**Given request**: Will you give the material below again, every line exactly as it is?

**Extracted records**:
========================================

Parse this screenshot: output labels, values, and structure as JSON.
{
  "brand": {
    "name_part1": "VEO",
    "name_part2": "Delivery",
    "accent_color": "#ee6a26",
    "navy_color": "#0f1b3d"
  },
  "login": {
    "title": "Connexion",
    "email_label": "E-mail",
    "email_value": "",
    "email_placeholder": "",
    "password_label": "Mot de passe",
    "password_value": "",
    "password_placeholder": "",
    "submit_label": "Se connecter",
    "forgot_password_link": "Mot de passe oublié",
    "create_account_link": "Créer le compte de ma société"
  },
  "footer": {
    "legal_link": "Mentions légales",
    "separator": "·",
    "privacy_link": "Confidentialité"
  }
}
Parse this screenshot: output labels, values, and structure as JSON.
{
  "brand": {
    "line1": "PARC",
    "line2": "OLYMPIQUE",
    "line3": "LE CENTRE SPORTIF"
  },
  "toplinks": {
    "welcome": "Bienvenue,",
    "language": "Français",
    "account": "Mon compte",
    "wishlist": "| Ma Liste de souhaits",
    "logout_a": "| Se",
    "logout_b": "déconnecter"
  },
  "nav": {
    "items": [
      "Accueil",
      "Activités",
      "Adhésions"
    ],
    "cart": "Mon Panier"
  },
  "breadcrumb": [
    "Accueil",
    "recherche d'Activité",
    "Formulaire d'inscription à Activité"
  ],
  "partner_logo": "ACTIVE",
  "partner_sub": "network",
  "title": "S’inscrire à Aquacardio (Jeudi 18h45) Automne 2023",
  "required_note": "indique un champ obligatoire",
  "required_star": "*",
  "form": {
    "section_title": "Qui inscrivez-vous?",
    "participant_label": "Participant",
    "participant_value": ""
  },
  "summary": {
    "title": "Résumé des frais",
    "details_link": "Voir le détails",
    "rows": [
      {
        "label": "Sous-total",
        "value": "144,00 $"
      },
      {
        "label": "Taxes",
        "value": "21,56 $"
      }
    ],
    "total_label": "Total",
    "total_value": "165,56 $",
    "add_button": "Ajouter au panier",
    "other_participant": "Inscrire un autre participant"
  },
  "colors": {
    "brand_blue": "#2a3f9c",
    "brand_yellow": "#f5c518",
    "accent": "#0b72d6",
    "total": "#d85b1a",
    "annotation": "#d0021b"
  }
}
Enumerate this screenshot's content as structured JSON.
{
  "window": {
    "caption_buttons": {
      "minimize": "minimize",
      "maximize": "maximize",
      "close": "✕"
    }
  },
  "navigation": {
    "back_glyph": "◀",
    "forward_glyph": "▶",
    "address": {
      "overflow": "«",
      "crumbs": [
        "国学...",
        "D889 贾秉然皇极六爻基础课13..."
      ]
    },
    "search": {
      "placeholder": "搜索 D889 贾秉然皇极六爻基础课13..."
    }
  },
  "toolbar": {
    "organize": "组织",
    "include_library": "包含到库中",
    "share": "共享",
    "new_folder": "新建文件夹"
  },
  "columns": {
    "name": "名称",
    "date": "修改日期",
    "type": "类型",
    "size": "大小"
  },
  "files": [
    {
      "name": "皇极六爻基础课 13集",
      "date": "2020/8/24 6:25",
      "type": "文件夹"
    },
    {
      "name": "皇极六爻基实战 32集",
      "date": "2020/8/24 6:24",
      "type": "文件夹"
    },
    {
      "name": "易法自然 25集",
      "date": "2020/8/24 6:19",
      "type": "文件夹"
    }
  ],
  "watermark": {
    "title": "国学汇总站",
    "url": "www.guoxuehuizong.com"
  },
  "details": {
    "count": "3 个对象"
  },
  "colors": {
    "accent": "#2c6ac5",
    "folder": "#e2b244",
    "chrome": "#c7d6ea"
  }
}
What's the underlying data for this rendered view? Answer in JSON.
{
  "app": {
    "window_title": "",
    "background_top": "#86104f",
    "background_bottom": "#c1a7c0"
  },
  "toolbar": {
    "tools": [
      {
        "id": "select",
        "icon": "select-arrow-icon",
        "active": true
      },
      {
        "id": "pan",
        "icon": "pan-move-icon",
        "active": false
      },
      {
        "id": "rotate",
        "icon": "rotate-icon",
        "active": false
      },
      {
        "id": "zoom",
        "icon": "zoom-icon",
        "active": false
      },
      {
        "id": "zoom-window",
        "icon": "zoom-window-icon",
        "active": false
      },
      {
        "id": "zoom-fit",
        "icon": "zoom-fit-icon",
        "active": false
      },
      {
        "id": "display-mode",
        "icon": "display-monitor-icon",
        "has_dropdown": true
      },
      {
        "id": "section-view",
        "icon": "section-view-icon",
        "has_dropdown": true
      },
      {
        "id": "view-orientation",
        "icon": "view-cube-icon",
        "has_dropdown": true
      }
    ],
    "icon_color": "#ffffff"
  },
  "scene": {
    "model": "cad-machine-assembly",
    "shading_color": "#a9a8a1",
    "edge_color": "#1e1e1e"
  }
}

========================================

**Expected answer**:
Parse this screenshot: output labels, values, and structure as JSON.
{
  "brand": {
    "name_part1": "VEO",
    "name_part2": "Delivery",
    "accent_color": "#ee6a26",
    "navy_color": "#0f1b3d"
  },
  "login": {
    "title": "Connexion",
    "email_label": "E-mail",
    "email_value": "",
    "email_placeholder": "",
    "password_label": "Mot de passe",
    "password_value": "",
    "password_placeholder": "",
    "submit_label": "Se connecter",
    "forgot_password_link": "Mot de passe oublié",
    "create_account_link": "Créer le compte de ma société"
  },
  "footer": {
    "legal_link": "Mentions légales",
    "separator": "·",
    "privacy_link": "Confidentialité"
  }
}
Parse this screenshot: output labels, values, and structure as JSON.
{
  "brand": {
    "line1": "PARC",
    "line2": "OLYMPIQUE",
    "line3": "LE CENTRE SPORTIF"
  },
  "toplinks": {
    "welcome": "Bienvenue,",
    "language": "Français",
    "account": "Mon compte",
    "wishlist": "| Ma Liste de souhaits",
    "logout_a": "| Se",
    "logout_b": "déconnecter"
  },
  "nav": {
    "items": [
      "Accueil",
      "Activités",
      "Adhésions"
    ],
    "cart": "Mon Panier"
  },
  "breadcrumb": [
    "Accueil",
    "recherche d'Activité",
    "Formulaire d'inscription à Activité"
  ],
  "partner_logo": "ACTIVE",
  "partner_sub": "network",
  "title": "S’inscrire à Aquacardio (Jeudi 18h45) Automne 2023",
  "required_note": "indique un champ obligatoire",
  "required_star": "*",
  "form": {
    "section_title": "Qui inscrivez-vous?",
    "participant_label": "Participant",
    "participant_value": ""
  },
  "summary": {
    "title": "Résumé des frais",
    "details_link": "Voir le détails",
    "rows": [
      {
        "label": "Sous-total",
        "value": "144,00 $"
      },
      {
        "label": "Taxes",
        "value": "21,56 $"
      }
    ],
    "total_label": "Total",
    "total_value": "165,56 $",
    "add_button": "Ajouter au panier",
    "other_participant": "Inscrire un autre participant"
  },
  "colors": {
    "brand_blue": "#2a3f9c",
    "brand_yellow": "#f5c518",
    "accent": "#0b72d6",
    "total": "#d85b1a",
    "annotation": "#d0021b"
  }
}
Enumerate this screenshot's content as structured JSON.
{
  "window": {
    "caption_buttons": {
      "minimize": "minimize",
      "maximize": "maximize",
      "close": "✕"
    }
  },
  "navigation": {
    "back_glyph": "◀",
    "forward_glyph": "▶",
    "address": {
      "overflow": "«",
      "crumbs": [
        "国学...",
        "D889 贾秉然皇极六爻基础课13..."
      ]
    },
    "search": {
      "placeholder": "搜索 D889 贾秉然皇极六爻基础课13..."
    }
  },
  "toolbar": {
    "organize": "组织",
    "include_library": "包含到库中",
    "share": "共享",
    "new_folder": "新建文件夹"
  },
  "columns": {
    "name": "名称",
    "date": "修改日期",
    "type": "类型",
    "size": "大小"
  },
  "files": [
    {
      "name": "皇极六爻基础课 13集",
      "date": "2020/8/24 6:25",
      "type": "文件夹"
    },
    {
      "name": "皇极六爻基实战 32集",
      "date": "2020/8/24 6:24",
      "type": "文件夹"
    },
    {
      "name": "易法自然 25集",
      "date": "2020/8/24 6:19",
      "type": "文件夹"
    }
  ],
  "watermark": {
    "title": "国学汇总站",
    "url": "www.guoxuehuizong.com"
  },
  "details": {
    "count": "3 个对象"
  },
  "colors": {
    "accent": "#2c6ac5",
    "folder": "#e2b244",
    "chrome": "#c7d6ea"
  }
}
What's the underlying data for this rendered view? Answer in JSON.
{
  "app": {
    "window_title": "",
    "background_top": "#86104f",
    "background_bottom": "#c1a7c0"
  },
  "toolbar": {
    "tools": [
      {
        "id": "select",
        "icon": "select-arrow-icon",
        "active": true
      },
      {
        "id": "pan",
        "icon": "pan-move-icon",
        "active": false
      },
      {
        "id": "rotate",
        "icon": "rotate-icon",
        "active": false
      },
      {
        "id": "zoom",
        "icon": "zoom-icon",
        "active": false
      },
      {
        "id": "zoom-window",
        "icon": "zoom-window-icon",
        "active": false
      },
      {
        "id": "zoom-fit",
        "icon": "zoom-fit-icon",
        "active": false
      },
      {
        "id": "display-mode",
        "icon": "display-monitor-icon",
        "has_dropdown": true
      },
      {
        "id": "section-view",
        "icon": "section-view-icon",
        "has_dropdown": true
      },
      {
        "id": "view-orientation",
        "icon": "view-cube-icon",
        "has_dropdown": true
      }
    ],
    "icon_color": "#ffffff"
  },
  "scene": {
    "model": "cad-machine-assembly",
    "shading_color": "#a9a8a1",
    "edge_color": "#1e1e1e"
  }
}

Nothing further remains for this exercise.